Please quote every line word for word.

▶ [INPUT RECORDS]
+---+

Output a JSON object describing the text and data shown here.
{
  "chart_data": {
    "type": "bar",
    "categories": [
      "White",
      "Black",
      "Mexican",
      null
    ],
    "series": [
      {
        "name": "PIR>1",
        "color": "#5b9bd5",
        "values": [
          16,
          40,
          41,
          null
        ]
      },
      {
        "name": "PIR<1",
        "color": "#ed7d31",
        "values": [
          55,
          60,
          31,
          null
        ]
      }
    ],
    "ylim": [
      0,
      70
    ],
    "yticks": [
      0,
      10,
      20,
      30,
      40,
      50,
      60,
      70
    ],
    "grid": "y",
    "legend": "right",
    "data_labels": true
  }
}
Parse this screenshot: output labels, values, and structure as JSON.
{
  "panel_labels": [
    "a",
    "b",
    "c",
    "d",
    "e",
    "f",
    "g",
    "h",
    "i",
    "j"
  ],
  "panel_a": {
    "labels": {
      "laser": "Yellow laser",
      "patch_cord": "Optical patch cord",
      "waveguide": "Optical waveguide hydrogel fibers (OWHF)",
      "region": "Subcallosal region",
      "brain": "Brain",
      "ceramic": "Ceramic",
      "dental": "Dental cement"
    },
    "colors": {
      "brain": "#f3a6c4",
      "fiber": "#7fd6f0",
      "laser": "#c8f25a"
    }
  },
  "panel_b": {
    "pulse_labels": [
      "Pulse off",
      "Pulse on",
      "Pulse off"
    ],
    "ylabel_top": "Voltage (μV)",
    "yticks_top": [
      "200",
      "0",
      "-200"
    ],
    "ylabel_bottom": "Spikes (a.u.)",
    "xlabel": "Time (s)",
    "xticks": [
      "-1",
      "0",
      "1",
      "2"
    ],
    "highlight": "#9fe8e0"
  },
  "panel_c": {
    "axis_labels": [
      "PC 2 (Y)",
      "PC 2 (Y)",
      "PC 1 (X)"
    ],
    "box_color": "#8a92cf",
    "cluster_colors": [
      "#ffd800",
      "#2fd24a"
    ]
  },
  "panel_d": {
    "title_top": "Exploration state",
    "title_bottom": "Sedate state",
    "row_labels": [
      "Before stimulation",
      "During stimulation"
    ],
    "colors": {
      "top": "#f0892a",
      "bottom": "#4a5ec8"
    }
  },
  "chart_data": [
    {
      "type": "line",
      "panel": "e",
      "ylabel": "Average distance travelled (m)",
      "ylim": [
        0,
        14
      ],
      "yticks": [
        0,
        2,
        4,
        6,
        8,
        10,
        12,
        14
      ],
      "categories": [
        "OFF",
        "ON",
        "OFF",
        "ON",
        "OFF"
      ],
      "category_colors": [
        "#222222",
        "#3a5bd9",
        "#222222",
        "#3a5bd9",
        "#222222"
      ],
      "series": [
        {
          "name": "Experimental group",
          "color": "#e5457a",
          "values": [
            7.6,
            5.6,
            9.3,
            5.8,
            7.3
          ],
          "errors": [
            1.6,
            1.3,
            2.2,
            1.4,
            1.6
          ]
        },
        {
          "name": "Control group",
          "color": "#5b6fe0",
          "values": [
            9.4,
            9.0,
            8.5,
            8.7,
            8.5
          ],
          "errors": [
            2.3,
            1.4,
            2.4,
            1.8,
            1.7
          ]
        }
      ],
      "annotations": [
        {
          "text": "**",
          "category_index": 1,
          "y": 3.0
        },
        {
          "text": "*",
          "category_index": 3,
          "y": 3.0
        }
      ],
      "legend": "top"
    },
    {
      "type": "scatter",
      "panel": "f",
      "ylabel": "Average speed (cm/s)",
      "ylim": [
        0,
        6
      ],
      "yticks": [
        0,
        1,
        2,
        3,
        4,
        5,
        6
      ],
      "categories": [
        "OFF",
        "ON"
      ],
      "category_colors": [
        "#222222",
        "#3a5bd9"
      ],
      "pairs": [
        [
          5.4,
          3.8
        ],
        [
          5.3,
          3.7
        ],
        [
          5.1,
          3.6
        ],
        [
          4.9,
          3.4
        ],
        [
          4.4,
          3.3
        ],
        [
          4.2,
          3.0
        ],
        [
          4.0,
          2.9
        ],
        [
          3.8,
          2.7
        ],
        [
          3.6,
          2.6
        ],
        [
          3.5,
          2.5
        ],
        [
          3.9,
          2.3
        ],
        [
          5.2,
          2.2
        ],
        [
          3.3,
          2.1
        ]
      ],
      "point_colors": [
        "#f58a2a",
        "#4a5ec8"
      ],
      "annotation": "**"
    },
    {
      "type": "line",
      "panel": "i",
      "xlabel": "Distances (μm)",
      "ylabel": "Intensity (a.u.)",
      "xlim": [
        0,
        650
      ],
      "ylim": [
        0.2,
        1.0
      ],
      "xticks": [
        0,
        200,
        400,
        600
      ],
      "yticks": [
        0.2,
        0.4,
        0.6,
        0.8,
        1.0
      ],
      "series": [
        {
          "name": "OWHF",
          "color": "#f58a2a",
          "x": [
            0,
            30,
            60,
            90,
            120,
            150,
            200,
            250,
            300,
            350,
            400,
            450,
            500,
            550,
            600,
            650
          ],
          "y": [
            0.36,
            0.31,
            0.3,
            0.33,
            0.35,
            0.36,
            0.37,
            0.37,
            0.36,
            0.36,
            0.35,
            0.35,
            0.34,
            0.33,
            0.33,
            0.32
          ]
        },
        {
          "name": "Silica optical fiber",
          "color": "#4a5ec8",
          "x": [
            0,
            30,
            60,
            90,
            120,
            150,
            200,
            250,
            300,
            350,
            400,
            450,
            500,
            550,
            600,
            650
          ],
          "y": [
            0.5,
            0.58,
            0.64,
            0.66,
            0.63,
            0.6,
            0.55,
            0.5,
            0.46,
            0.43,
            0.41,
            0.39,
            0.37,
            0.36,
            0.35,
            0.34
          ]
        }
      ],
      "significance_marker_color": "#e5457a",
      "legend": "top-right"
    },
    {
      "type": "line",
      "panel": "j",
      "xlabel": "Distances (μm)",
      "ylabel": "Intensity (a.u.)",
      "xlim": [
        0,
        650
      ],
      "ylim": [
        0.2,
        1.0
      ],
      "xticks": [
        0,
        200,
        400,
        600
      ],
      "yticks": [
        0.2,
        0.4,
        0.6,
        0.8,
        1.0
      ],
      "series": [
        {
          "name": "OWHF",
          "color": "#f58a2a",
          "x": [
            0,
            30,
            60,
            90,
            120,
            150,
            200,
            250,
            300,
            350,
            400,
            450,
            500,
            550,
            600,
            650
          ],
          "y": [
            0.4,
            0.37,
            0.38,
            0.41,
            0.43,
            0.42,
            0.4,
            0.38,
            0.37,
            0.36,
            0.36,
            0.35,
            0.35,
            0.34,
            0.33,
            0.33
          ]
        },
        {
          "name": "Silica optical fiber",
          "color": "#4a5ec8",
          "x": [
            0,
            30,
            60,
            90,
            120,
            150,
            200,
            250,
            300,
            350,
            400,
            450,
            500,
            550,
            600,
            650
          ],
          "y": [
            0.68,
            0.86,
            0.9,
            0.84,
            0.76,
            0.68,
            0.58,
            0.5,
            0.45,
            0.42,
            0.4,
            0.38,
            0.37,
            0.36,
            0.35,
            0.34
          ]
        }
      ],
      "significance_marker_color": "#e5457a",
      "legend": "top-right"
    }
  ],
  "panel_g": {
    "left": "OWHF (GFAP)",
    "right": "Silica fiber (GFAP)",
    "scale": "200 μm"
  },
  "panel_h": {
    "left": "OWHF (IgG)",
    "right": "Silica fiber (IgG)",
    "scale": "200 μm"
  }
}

+---+

▶ [WRITTEN RESPONSE]
Output a JSON object describing the text and data shown here.
{
  "chart_data": {
    "type": "bar",
    "categories": [
      "White",
      "Black",
      "Mexican",
      null
    ],
    "series": [
      {
        "name": "PIR>1",
        "color": "#5b9bd5",
        "values": [
          16,
          40,
          41,
          null
        ]
      },
      {
        "name": "PIR<1",
        "color": "#ed7d31",
        "values": [
          55,
          60,
          31,
          null
        ]
      }
    ],
    "ylim": [
      0,
      70
    ],
    "yticks": [
      0,
      10,
      20,
      30,
      40,
      50,
      60,
      70
    ],
    "grid": "y",
    "legend": "right",
    "data_labels": true
  }
}
Parse this screenshot: output labels, values, and structure as JSON.
{
  "panel_labels": [
    "a",
    "b",
    "c",
    "d",
    "e",
    "f",
    "g",
    "h",
    "i",
    "j"
  ],
  "panel_a": {
    "labels": {
      "laser": "Yellow laser",
      "patch_cord": "Optical patch cord",
      "waveguide": "Optical waveguide hydrogel fibers (OWHF)",
      "region": "Subcallosal region",
      "brain": "Brain",
      "ceramic": "Ceramic",
      "dental": "Dental cement"
    },
    "colors": {
      "brain": "#f3a6c4",
      "fiber": "#7fd6f0",
      "laser": "#c8f25a"
    }
  },
  "panel_b": {
    "pulse_labels": [
      "Pulse off",
      "Pulse on",
      "Pulse off"
    ],
    "ylabel_top": "Voltage (μV)",
    "yticks_top": [
      "200",
      "0",
      "-200"
    ],
    "ylabel_bottom": "Spikes (a.u.)",
    "xlabel": "Time (s)",
    "xticks": [
      "-1",
      "0",
      "1",
      "2"
    ],
    "highlight": "#9fe8e0"
  },
  "panel_c": {
    "axis_labels": [
      "PC 2 (Y)",
      "PC 2 (Y)",
      "PC 1 (X)"
    ],
    "box_color": "#8a92cf",
    "cluster_colors": [
      "#ffd800",
      "#2fd24a"
    ]
  },
  "panel_d": {
    "title_top": "Exploration state",
    "title_bottom": "Sedate state",
    "row_labels": [
      "Before stimulation",
      "During stimulation"
    ],
    "colors": {
      "top": "#f0892a",
      "bottom": "#4a5ec8"
    }
  },
  "chart_data": [
    {
      "type": "line",
      "panel": "e",
      "ylabel": "Average distance travelled (m)",
      "ylim": [
        0,
        14
      ],
      "yticks": [
        0,
        2,
        4,
        6,
        8,
        10,
        12,
        14
      ],
      "categories": [
        "OFF",
        "ON",
        "OFF",
        "ON",
        "OFF"
      ],
      "category_colors": [
        "#222222",
        "#3a5bd9",
        "#222222",
        "#3a5bd9",
        "#222222"
      ],
      "series": [
        {
          "name": "Experimental group",
          "color": "#e5457a",
          "values": [
            7.6,
            5.6,
            9.3,
            5.8,
            7.3
          ],
          "errors": [
            1.6,
            1.3,
            2.2,
            1.4,
            1.6
          ]
        },
        {
          "name": "Control group",
          "color": "#5b6fe0",
          "values": [
            9.4,
            9.0,
            8.5,
            8.7,
            8.5
          ],
          "errors": [
            2.3,
            1.4,
            2.4,
            1.8,
            1.7
          ]
        }
      ],
      "annotations": [
        {
          "text": "**",
          "category_index": 1,
          "y": 3.0
        },
        {
          "text": "*",
          "category_index": 3,
          "y": 3.0
        }
      ],
      "legend": "top"
    },
    {
      "type": "scatter",
      "panel": "f",
      "ylabel": "Average speed (cm/s)",
      "ylim": [
        0,
        6
      ],
      "yticks": [
        0,
        1,
        2,
        3,
        4,
        5,
        6
      ],
      "categories": [
        "OFF",
        "ON"
      ],
      "category_colors": [
        "#222222",
        "#3a5bd9"
      ],
      "pairs": [
        [
          5.4,
          3.8
        ],
        [
          5.3,
          3.7
        ],
        [
          5.1,
          3.6
        ],
        [
          4.9,
          3.4
        ],
        [
          4.4,
          3.3
        ],
        [
          4.2,
          3.0
        ],
        [
          4.0,
          2.9
        ],
        [
          3.8,
          2.7
        ],
        [
          3.6,
          2.6
        ],
        [
          3.5,
          2.5
        ],
        [
          3.9,
          2.3
        ],
        [
          5.2,
          2.2
        ],
        [
          3.3,
          2.1
        ]
      ],
      "point_colors": [
        "#f58a2a",
        "#4a5ec8"
      ],
      "annotation": "**"
    },
    {
      "type": "line",
      "panel": "i",
      "xlabel": "Distances (μm)",
      "ylabel": "Intensity (a.u.)",
      "xlim": [
        0,
        650
      ],
      "ylim": [
        0.2,
        1.0
      ],
      "xticks": [
        0,
        200,
        400,
        600
      ],
      "yticks": [
        0.2,
        0.4,
        0.6,
        0.8,
        1.0
      ],
      "series": [
        {
          "name": "OWHF",
          "color": "#f58a2a",
          "x": [
            0,
            30,
            60,
            90,
            120,
            150,
            200,
            250,
            300,
            350,
            400,
            450,
            500,
            550,
            600,
            650
          ],
          "y": [
            0.36,
            0.31,
            0.3,
            0.33,
            0.35,
            0.36,
            0.37,
            0.37,
            0.36,
            0.36,
            0.35,
            0.35,
            0.34,
            0.33,
            0.33,
            0.32
          ]
        },
        {
          "name": "Silica optical fiber",
          "color": "#4a5ec8",
          "x": [
            0,
            30,
            60,
            90,
            120,
            150,
            200,
            250,
            300,
            350,
            400,
            450,
            500,
            550,
            600,
            650
          ],
          "y": [
            0.5,
            0.58,
            0.64,
            0.66,
            0.63,
            0.6,
            0.55,
            0.5,
            0.46,
            0.43,
            0.41,
            0.39,
            0.37,
            0.36,
            0.35,
            0.34
          ]
        }
      ],
      "significance_marker_color": "#e5457a",
      "legend": "top-right"
    },
    {
      "type": "line",
      "panel": "j",
      "xlabel": "Distances (μm)",
      "ylabel": "Intensity (a.u.)",
      "xlim": [
        0,
        650
      ],
      "ylim": [
        0.2,
        1.0
      ],
      "xticks": [
        0,
        200,
        400,
        600
      ],
      "yticks": [
        0.2,
        0.4,
        0.6,
        0.8,
        1.0
      ],
      "series": [
        {
          "name": "OWHF",
          "color": "#f58a2a",
          "x": [
            0,
            30,
            60,
            90,
            120,
            150,
            200,
            250,
            300,
            350,
            400,
            450,
            500,
            550,
            600,
            650
          ],
          "y": [
            0.4,
            0.37,
            0.38,
            0.41,
            0.43,
            0.42,
            0.4,
            0.38,
            0.37,
            0.36,
            0.36,
            0.35,
            0.35,
            0.34,
            0.33,
            0.33
          ]
        },
        {
          "name": "Silica optical fiber",
          "color": "#4a5ec8",
          "x": [
            0,
            30,
            60,
            90,
            120,
            150,
            200,
            250,
            300,
            350,
            400,
            450,
            500,
            550,
            600,
            650
          ],
          "y": [
            0.68,
            0.86,
            0.9,
            0.84,
            0.76,
            0.68,
            0.58,
            0.5,
            0.45,
            0.42,
            0.4,
            0.38,
            0.37,
            0.36,
            0.35,
            0.34
          ]
        }
      ],
      "significance_marker_color": "#e5457a",
      "legend": "top-right"
    }
  ],
  "panel_g": {
    "left": "OWHF (GFAP)",
    "right": "Silica fiber (GFAP)",
    "scale": "200 μm"
  },
  "panel_h": {
    "left": "OWHF (IgG)",
    "right": "Silica fiber (IgG)",
    "scale": "200 μm"
  }
}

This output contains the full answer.